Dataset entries
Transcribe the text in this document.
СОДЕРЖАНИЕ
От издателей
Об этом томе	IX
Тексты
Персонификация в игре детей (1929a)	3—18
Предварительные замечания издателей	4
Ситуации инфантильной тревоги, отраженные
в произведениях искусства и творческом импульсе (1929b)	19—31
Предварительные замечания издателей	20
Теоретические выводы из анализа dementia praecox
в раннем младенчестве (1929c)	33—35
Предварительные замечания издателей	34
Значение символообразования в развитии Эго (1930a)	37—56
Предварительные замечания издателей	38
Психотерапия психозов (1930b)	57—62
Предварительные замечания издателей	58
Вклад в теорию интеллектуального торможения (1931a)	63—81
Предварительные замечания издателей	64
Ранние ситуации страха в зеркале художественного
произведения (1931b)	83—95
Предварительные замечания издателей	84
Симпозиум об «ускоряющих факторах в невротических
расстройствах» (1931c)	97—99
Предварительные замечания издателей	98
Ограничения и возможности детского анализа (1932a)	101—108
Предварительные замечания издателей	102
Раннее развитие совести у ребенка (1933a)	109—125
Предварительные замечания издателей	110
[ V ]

> _JOB_: Note every line above where the string "Предварительные" shows up, and copy those lines.

> _FINAL RESULT_:
Предварительные замечания издателей	4
Предварительные замечания издателей	20
Предварительные замечания издателей	34
Предварительные замечания издателей	38
Предварительные замечания издателей	58
Предварительные замечания издателей	64
Предварительные замечания издателей	84
Предварительные замечания издателей	98
Предварительные замечания издателей	102
Предварительные замечания издателей	110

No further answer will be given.